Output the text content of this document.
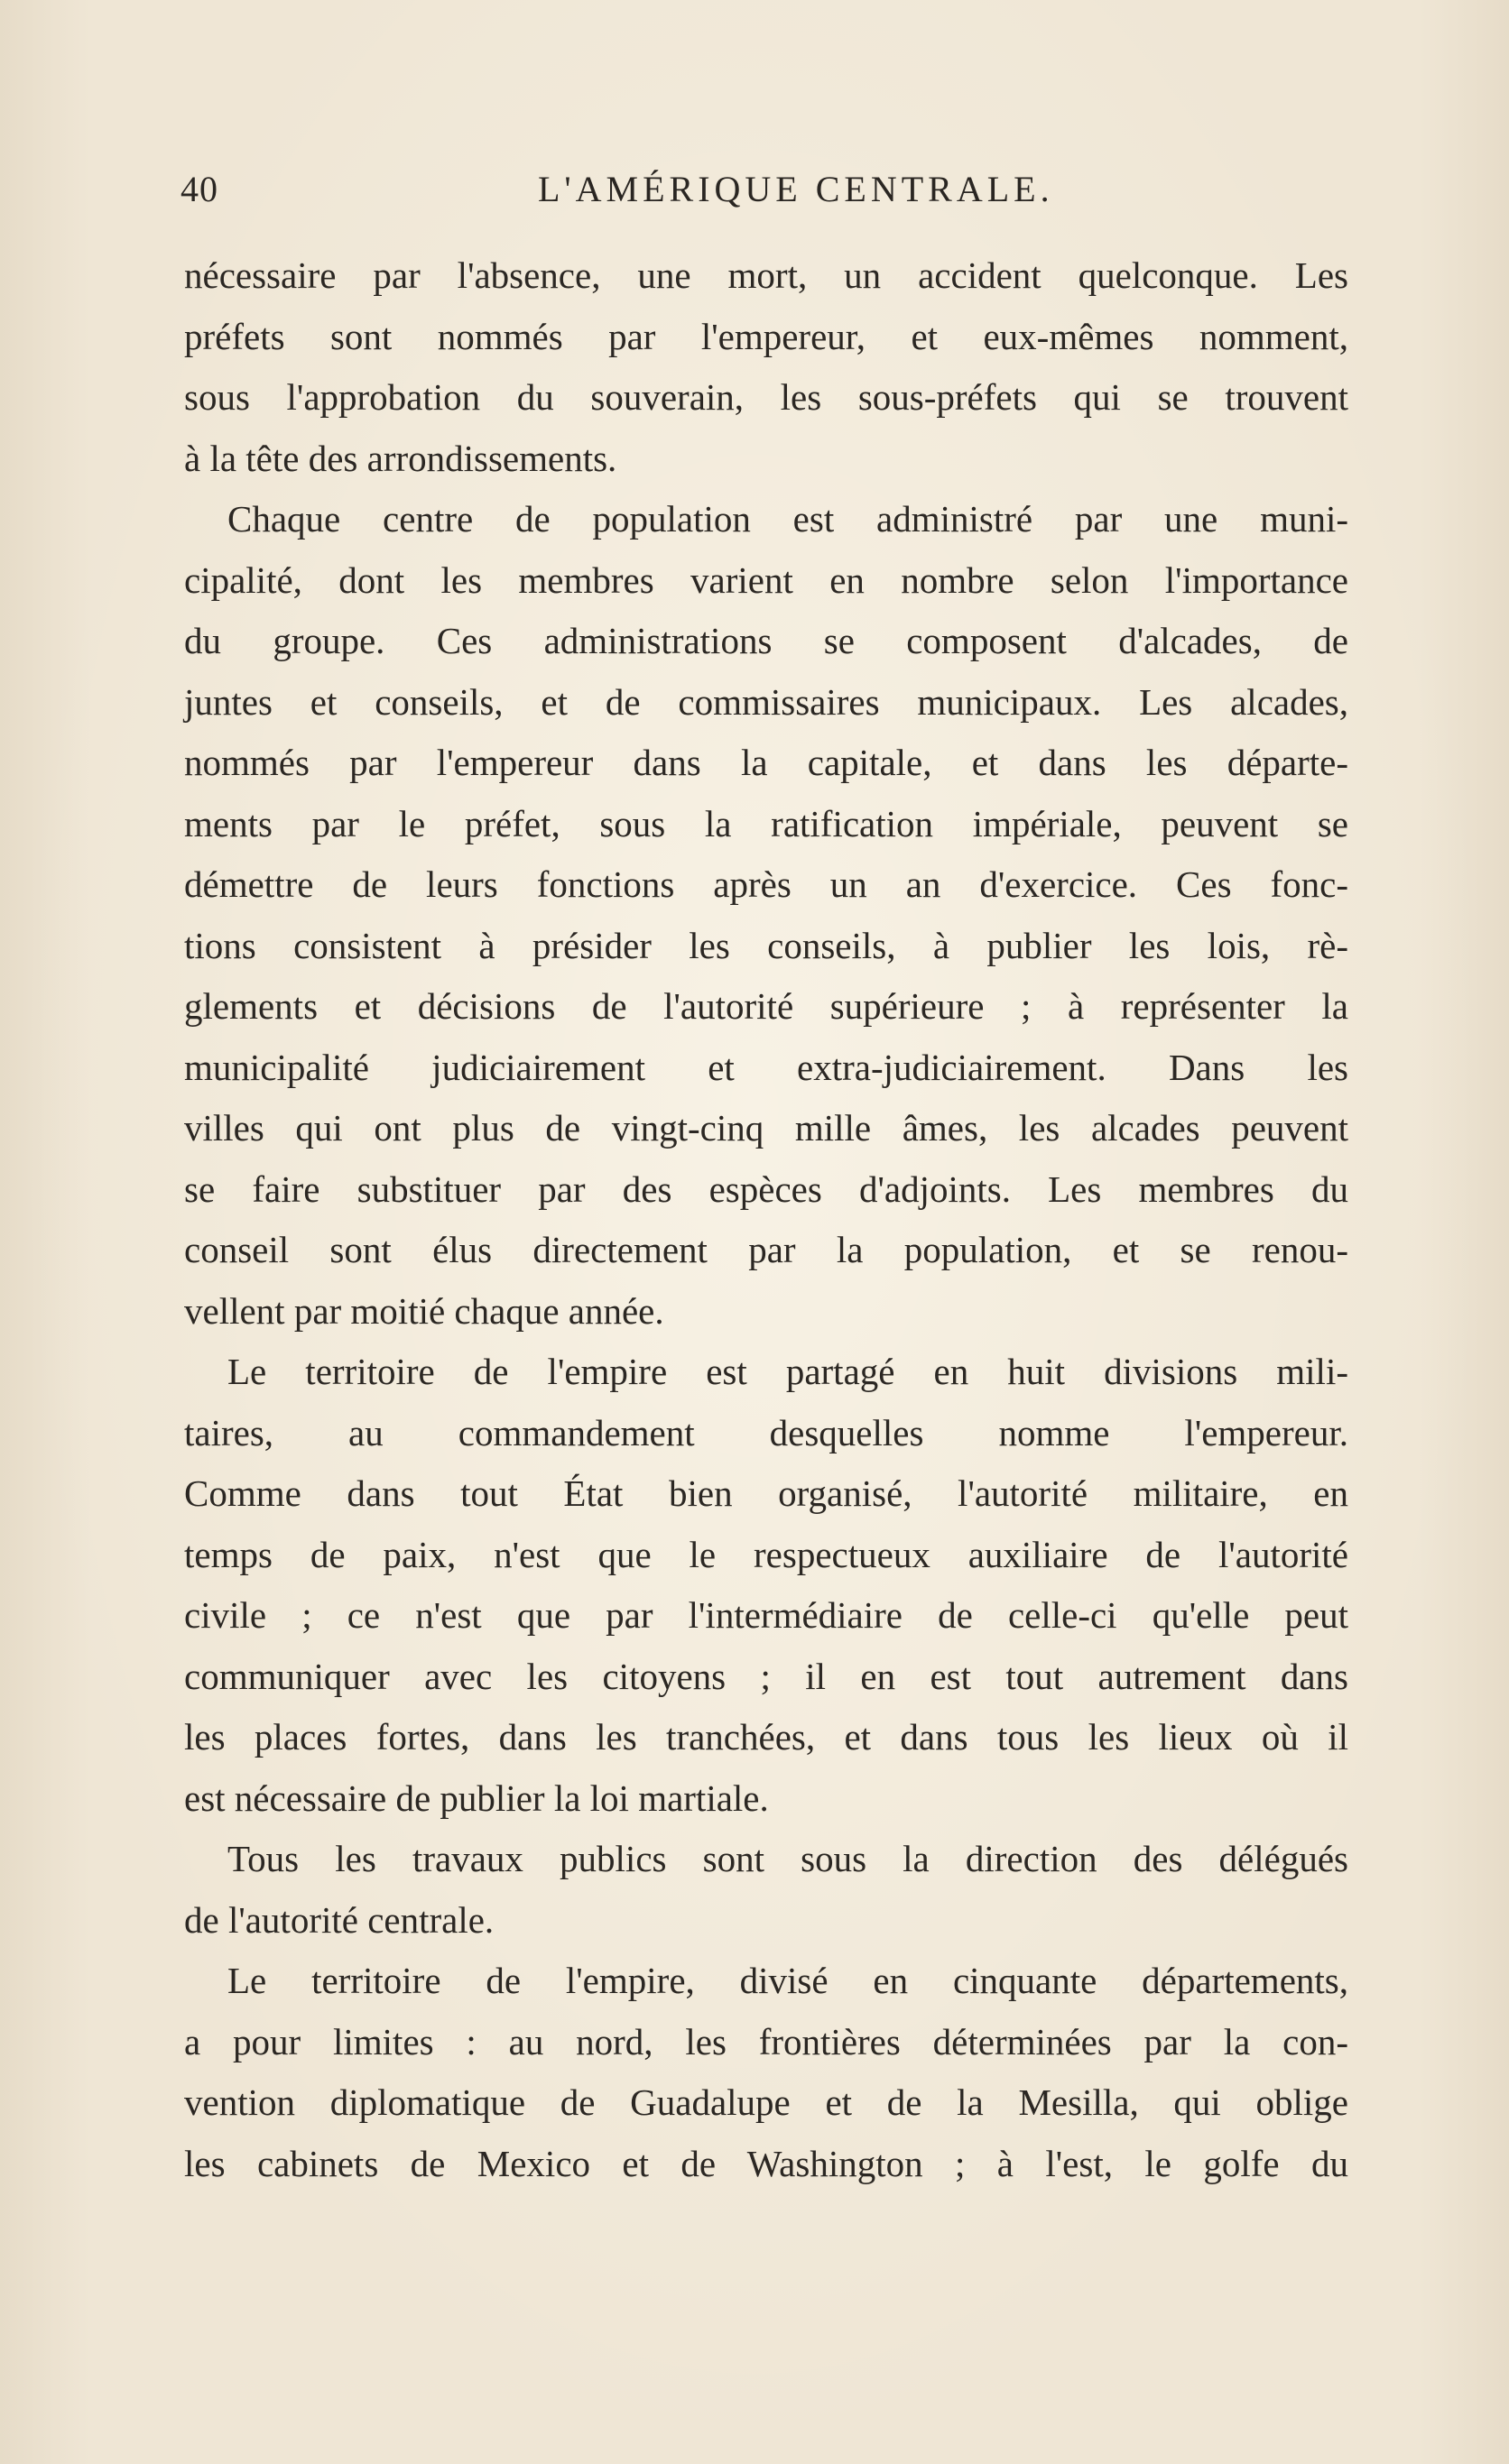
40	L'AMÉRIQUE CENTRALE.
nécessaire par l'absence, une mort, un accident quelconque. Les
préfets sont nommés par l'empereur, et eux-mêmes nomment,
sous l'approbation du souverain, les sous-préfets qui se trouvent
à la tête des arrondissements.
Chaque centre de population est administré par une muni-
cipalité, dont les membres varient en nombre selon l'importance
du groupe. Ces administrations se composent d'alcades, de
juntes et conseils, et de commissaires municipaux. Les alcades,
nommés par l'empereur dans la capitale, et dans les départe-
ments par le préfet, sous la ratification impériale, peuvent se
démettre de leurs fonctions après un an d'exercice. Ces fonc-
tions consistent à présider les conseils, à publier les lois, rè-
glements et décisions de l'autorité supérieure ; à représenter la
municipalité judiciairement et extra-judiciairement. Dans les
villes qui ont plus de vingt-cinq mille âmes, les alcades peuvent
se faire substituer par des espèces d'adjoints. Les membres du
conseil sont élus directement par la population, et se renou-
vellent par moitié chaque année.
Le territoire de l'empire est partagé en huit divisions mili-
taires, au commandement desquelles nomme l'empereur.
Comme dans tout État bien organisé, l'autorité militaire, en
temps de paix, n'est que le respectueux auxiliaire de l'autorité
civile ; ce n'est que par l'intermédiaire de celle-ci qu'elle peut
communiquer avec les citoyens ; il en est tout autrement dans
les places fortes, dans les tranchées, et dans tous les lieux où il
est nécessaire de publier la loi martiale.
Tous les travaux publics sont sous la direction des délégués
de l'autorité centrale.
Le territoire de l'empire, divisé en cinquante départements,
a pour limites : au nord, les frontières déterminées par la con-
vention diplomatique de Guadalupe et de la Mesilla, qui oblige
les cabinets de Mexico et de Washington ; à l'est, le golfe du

[Required task]
Search the records above for the string "territoire". Copy every line that contains it.

[Finished answer]
Le territoire de l'empire est partagé en huit divisions mili-
Le territoire de l'empire, divisé en cinquante départements,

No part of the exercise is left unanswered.